----- EXERCISE INPUT
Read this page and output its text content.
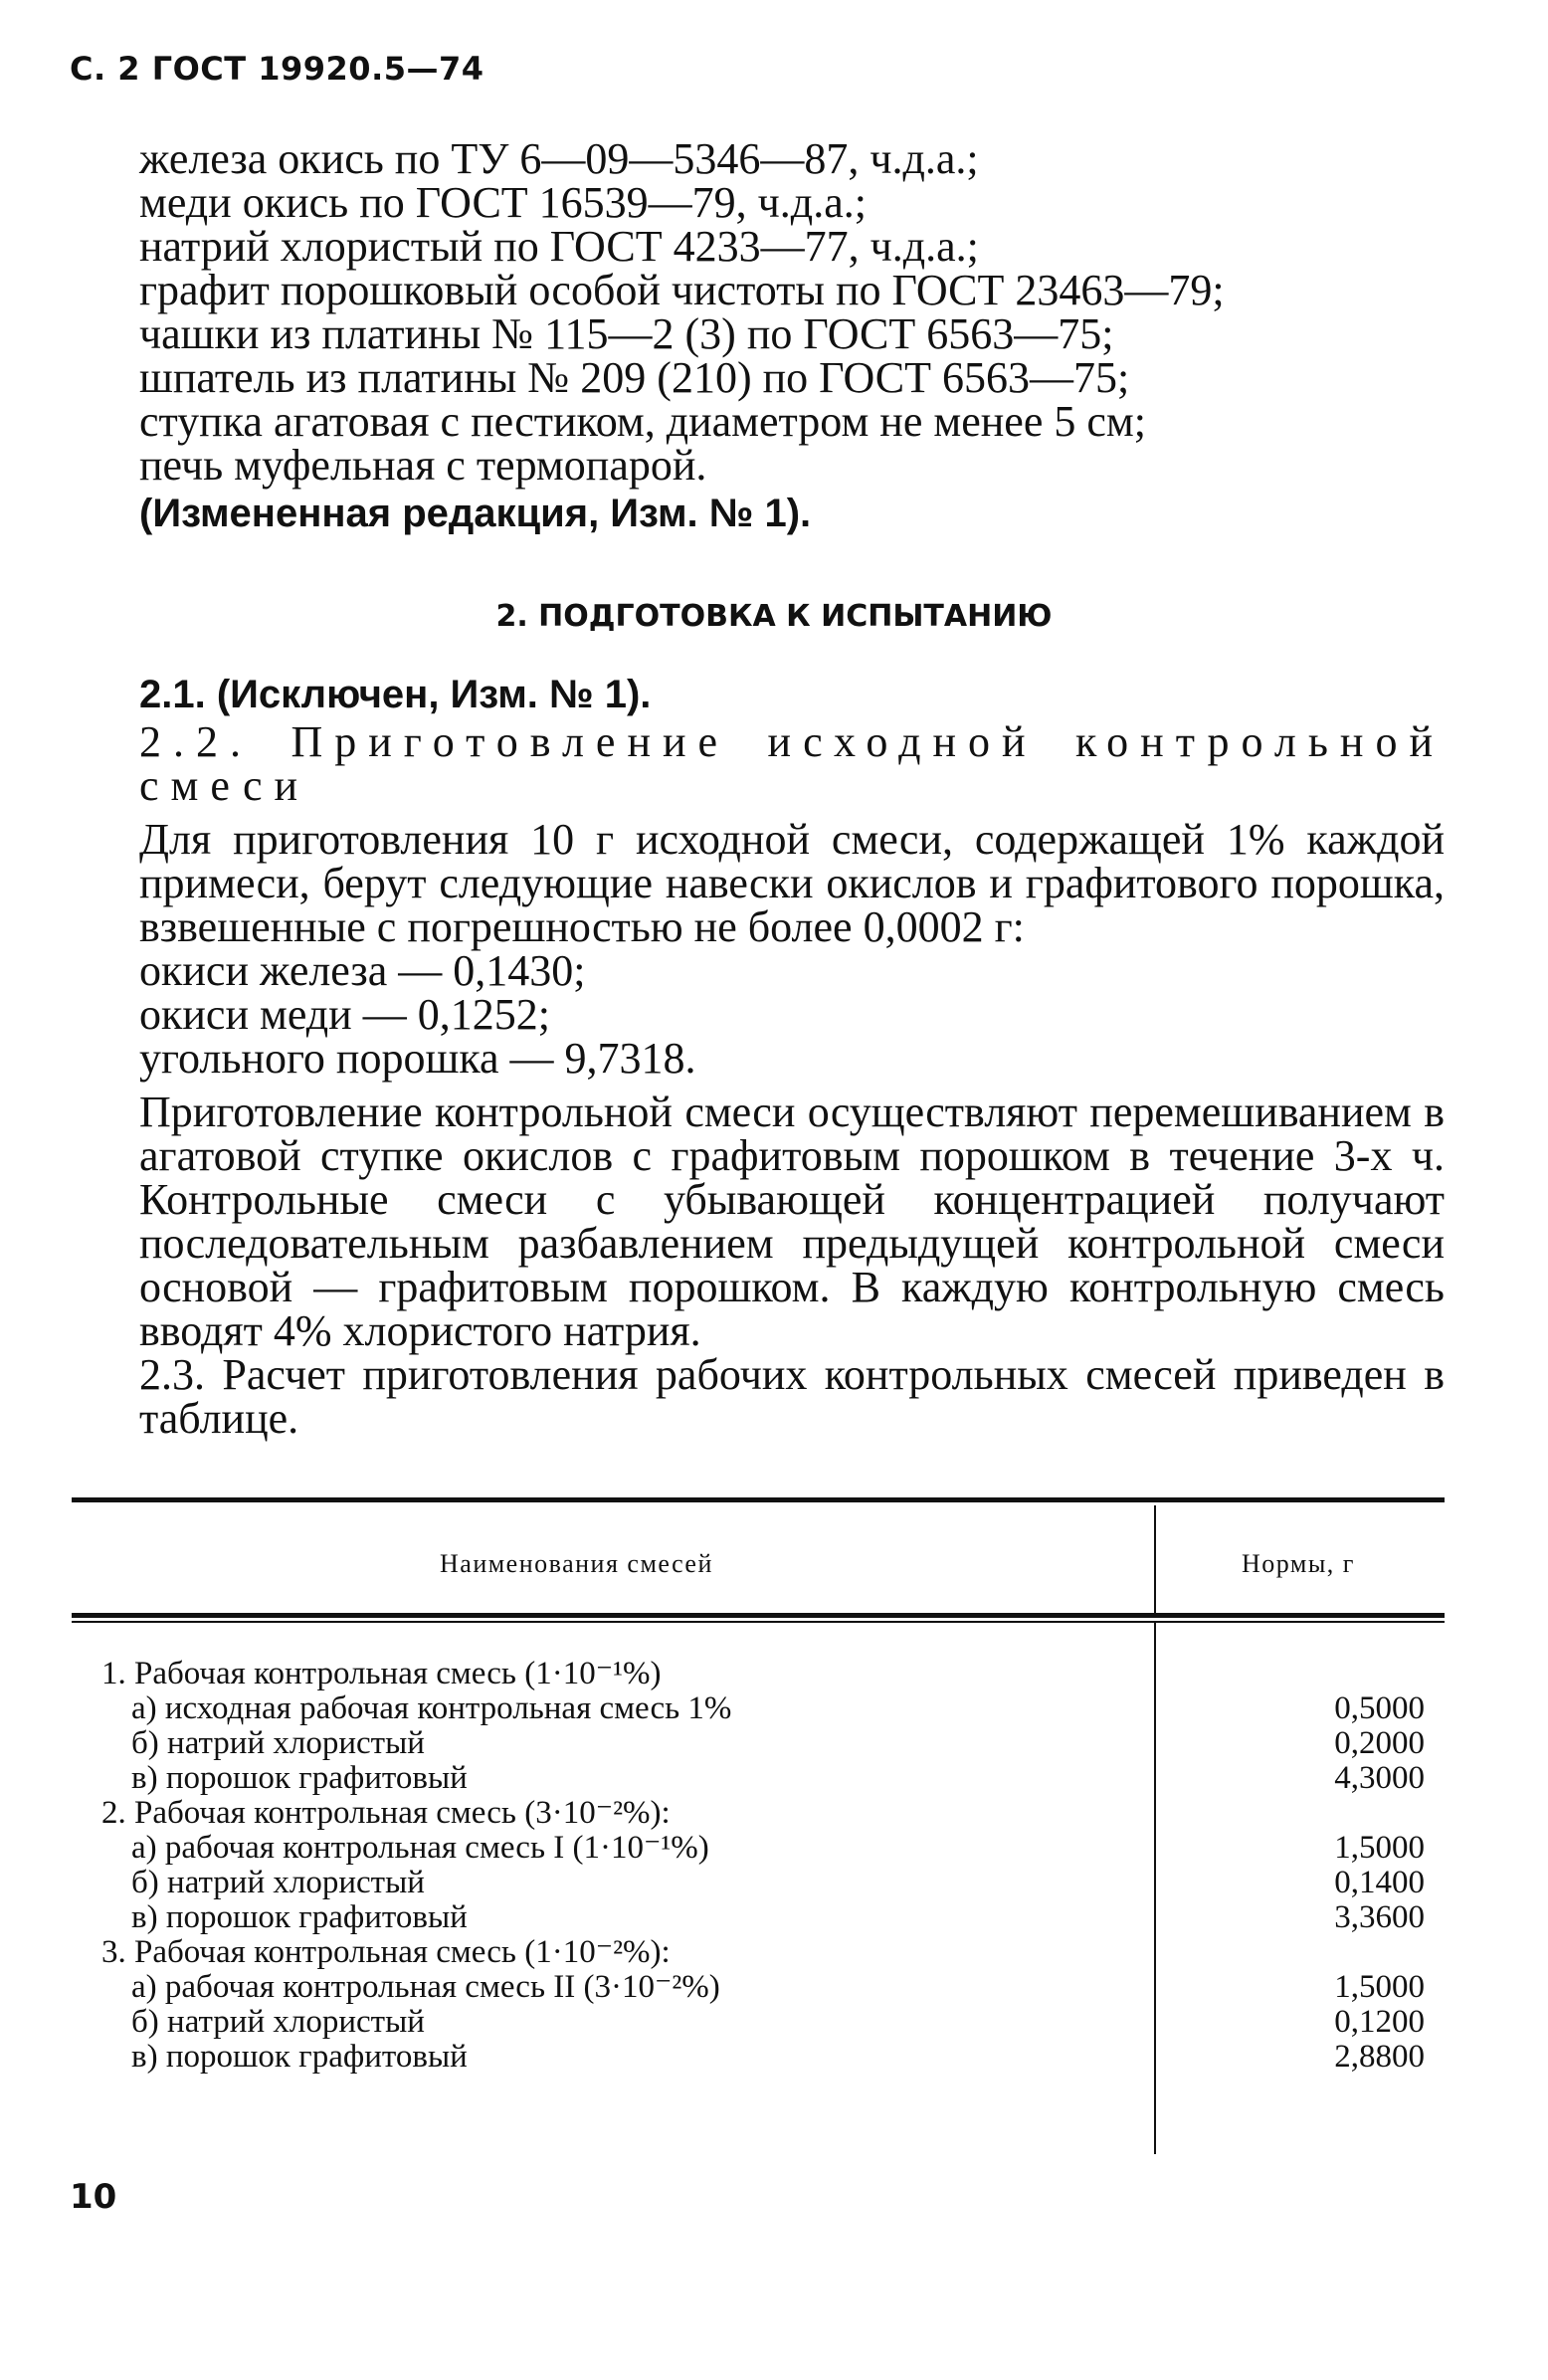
С. 2 ГОСТ 19920.5—74
железа окись по ТУ 6—09—5346—87, ч.д.а.;
меди окись по ГОСТ 16539—79, ч.д.а.;
натрий хлористый по ГОСТ 4233—77, ч.д.а.;
графит порошковый особой чистоты по ГОСТ 23463—79;
чашки из платины № 115—2 (3) по ГОСТ 6563—75;
шпатель из платины № 209 (210) по ГОСТ 6563—75;
ступка агатовая с пестиком, диаметром не менее 5 см;
печь муфельная с термопарой.
(Измененная редакция, Изм. № 1).
2. ПОДГОТОВКА К ИСПЫТАНИЮ
2.1. (Исключен, Изм. № 1).
2.2. Приготовление исходной контрольной смеси
Для приготовления 10 г исходной смеси, содержащей 1% каждой примеси, берут следующие навески окислов и графитового порошка, взвешенные с погрешностью не более 0,0002 г:
окиси железа — 0,1430;
окиси меди — 0,1252;
угольного порошка — 9,7318.
Приготовление контрольной смеси осуществляют перемешиванием в агатовой ступке окислов с графитовым порошком в течение 3-х ч. Контрольные смеси с убывающей концентрацией получают последовательным разбавлением предыдущей контрольной смеси основой — графитовым порошком. В каждую контрольную смесь вводят 4% хлористого натрия.
2.3. Расчет приготовления рабочих контрольных смесей приведен в таблице.
Наименования смесей	Нормы, г
1. Рабочая контрольная смесь (1·10⁻¹%)
а) исходная рабочая контрольная смесь 1%	0,5000
б) натрий хлористый	0,2000
в) порошок графитовый	4,3000
2. Рабочая контрольная смесь (3·10⁻²%):
а) рабочая контрольная смесь I (1·10⁻¹%)	1,5000
б) натрий хлористый	0,1400
в) порошок графитовый	3,3600
3. Рабочая контрольная смесь (1·10⁻²%):
а) рабочая контрольная смесь II (3·10⁻²%)	1,5000
б) натрий хлористый	0,1200
в) порошок графитовый	2,8800
10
----------
**WRITTEN PROBLEM**
Above are the records. Copy every line in them holding "контрольная".

**EXERCISE OUTPUT**
1. Рабочая контрольная смесь (1·10⁻¹%)
а) исходная рабочая контрольная смесь 1%	0,5000
2. Рабочая контрольная смесь (3·10⁻²%):
а) рабочая контрольная смесь I (1·10⁻¹%)	1,5000
3. Рабочая контрольная смесь (1·10⁻²%):
а) рабочая контрольная смесь II (3·10⁻²%)	1,5000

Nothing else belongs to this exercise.